:: Records provided ::

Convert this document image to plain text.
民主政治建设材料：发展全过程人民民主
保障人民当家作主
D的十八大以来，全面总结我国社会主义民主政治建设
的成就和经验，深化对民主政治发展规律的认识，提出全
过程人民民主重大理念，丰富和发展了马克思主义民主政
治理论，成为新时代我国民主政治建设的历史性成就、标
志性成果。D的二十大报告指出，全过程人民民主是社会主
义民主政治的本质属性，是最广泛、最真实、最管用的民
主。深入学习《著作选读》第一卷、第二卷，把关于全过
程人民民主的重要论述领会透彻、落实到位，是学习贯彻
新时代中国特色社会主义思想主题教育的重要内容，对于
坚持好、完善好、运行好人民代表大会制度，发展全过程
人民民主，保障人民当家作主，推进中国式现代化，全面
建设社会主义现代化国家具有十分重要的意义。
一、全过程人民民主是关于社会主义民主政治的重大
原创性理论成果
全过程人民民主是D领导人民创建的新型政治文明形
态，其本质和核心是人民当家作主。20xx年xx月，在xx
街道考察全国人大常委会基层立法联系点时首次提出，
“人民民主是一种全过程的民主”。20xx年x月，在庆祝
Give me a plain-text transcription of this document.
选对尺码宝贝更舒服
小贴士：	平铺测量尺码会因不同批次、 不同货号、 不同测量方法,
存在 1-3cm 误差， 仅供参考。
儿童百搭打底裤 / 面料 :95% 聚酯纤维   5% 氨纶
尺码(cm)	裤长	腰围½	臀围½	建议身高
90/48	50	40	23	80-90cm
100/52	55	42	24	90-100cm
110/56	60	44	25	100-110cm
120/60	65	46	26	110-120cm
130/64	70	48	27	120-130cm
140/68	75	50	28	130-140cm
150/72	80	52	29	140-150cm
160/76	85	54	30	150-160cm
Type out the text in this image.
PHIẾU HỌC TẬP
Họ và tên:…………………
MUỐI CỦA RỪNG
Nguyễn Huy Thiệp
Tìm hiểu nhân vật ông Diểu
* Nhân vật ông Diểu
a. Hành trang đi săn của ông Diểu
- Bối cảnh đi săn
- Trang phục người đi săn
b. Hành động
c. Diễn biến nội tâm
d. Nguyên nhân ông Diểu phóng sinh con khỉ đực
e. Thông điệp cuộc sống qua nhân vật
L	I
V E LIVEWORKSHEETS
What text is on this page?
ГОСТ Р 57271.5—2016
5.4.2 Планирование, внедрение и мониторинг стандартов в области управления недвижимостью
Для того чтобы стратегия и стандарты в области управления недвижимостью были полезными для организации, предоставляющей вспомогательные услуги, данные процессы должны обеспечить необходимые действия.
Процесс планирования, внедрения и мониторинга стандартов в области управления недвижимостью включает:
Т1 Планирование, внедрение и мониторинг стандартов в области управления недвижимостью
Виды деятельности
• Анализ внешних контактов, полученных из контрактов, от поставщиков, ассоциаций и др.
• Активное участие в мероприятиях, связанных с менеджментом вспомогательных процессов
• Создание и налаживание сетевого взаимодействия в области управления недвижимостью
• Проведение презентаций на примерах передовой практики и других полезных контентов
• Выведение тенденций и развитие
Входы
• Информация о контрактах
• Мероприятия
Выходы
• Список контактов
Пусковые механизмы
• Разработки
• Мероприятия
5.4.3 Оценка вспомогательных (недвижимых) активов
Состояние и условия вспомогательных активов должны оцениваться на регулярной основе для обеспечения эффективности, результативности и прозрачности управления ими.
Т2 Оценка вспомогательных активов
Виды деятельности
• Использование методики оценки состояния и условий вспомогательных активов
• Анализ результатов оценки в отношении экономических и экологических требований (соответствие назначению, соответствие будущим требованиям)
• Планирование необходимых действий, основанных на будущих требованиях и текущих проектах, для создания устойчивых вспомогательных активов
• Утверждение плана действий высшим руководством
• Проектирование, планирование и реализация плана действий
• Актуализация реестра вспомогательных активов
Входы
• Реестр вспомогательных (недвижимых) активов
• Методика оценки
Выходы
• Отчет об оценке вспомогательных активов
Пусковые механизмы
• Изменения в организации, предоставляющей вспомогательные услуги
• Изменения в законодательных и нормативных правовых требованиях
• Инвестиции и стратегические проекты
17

:::

**What is asked**
Print back all the lines verbatim.

**Answer to the exercise**
Convert this document image to plain text.
民主政治建设材料：发展全过程人民民主
保障人民当家作主
D的十八大以来，全面总结我国社会主义民主政治建设
的成就和经验，深化对民主政治发展规律的认识，提出全
过程人民民主重大理念，丰富和发展了马克思主义民主政
治理论，成为新时代我国民主政治建设的历史性成就、标
志性成果。D的二十大报告指出，全过程人民民主是社会主
义民主政治的本质属性，是最广泛、最真实、最管用的民
主。深入学习《著作选读》第一卷、第二卷，把关于全过
程人民民主的重要论述领会透彻、落实到位，是学习贯彻
新时代中国特色社会主义思想主题教育的重要内容，对于
坚持好、完善好、运行好人民代表大会制度，发展全过程
人民民主，保障人民当家作主，推进中国式现代化，全面
建设社会主义现代化国家具有十分重要的意义。
一、全过程人民民主是关于社会主义民主政治的重大
原创性理论成果
全过程人民民主是D领导人民创建的新型政治文明形
态，其本质和核心是人民当家作主。20xx年xx月，在xx
街道考察全国人大常委会基层立法联系点时首次提出，
“人民民主是一种全过程的民主”。20xx年x月，在庆祝
Give me a plain-text transcription of this document.
选对尺码宝贝更舒服
小贴士：	平铺测量尺码会因不同批次、 不同货号、 不同测量方法,
存在 1-3cm 误差， 仅供参考。
儿童百搭打底裤 / 面料 :95% 聚酯纤维   5% 氨纶
尺码(cm)	裤长	腰围½	臀围½	建议身高
90/48	50	40	23	80-90cm
100/52	55	42	24	90-100cm
110/56	60	44	25	100-110cm
120/60	65	46	26	110-120cm
130/64	70	48	27	120-130cm
140/68	75	50	28	130-140cm
150/72	80	52	29	140-150cm
160/76	85	54	30	150-160cm
Type out the text in this image.
PHIẾU HỌC TẬP
Họ và tên:…………………
MUỐI CỦA RỪNG
Nguyễn Huy Thiệp
Tìm hiểu nhân vật ông Diểu
* Nhân vật ông Diểu
a. Hành trang đi săn của ông Diểu
- Bối cảnh đi săn
- Trang phục người đi săn
b. Hành động
c. Diễn biến nội tâm
d. Nguyên nhân ông Diểu phóng sinh con khỉ đực
e. Thông điệp cuộc sống qua nhân vật
L	I
V E LIVEWORKSHEETS
What text is on this page?
ГОСТ Р 57271.5—2016
5.4.2 Планирование, внедрение и мониторинг стандартов в области управления недвижимостью
Для того чтобы стратегия и стандарты в области управления недвижимостью были полезными для организации, предоставляющей вспомогательные услуги, данные процессы должны обеспечить необходимые действия.
Процесс планирования, внедрения и мониторинга стандартов в области управления недвижимостью включает:
Т1 Планирование, внедрение и мониторинг стандартов в области управления недвижимостью
Виды деятельности
• Анализ внешних контактов, полученных из контрактов, от поставщиков, ассоциаций и др.
• Активное участие в мероприятиях, связанных с менеджментом вспомогательных процессов
• Создание и налаживание сетевого взаимодействия в области управления недвижимостью
• Проведение презентаций на примерах передовой практики и других полезных контентов
• Выведение тенденций и развитие
Входы
• Информация о контрактах
• Мероприятия
Выходы
• Список контактов
Пусковые механизмы
• Разработки
• Мероприятия
5.4.3 Оценка вспомогательных (недвижимых) активов
Состояние и условия вспомогательных активов должны оцениваться на регулярной основе для обеспечения эффективности, результативности и прозрачности управления ими.
Т2 Оценка вспомогательных активов
Виды деятельности
• Использование методики оценки состояния и условий вспомогательных активов
• Анализ результатов оценки в отношении экономических и экологических требований (соответствие назначению, соответствие будущим требованиям)
• Планирование необходимых действий, основанных на будущих требованиях и текущих проектах, для создания устойчивых вспомогательных активов
• Утверждение плана действий высшим руководством
• Проектирование, планирование и реализация плана действий
• Актуализация реестра вспомогательных активов
Входы
• Реестр вспомогательных (недвижимых) активов
• Методика оценки
Выходы
• Отчет об оценке вспомогательных активов
Пусковые механизмы
• Изменения в организации, предоставляющей вспомогательные услуги
• Изменения в законодательных и нормативных правовых требованиях
• Инвестиции и стратегические проекты
17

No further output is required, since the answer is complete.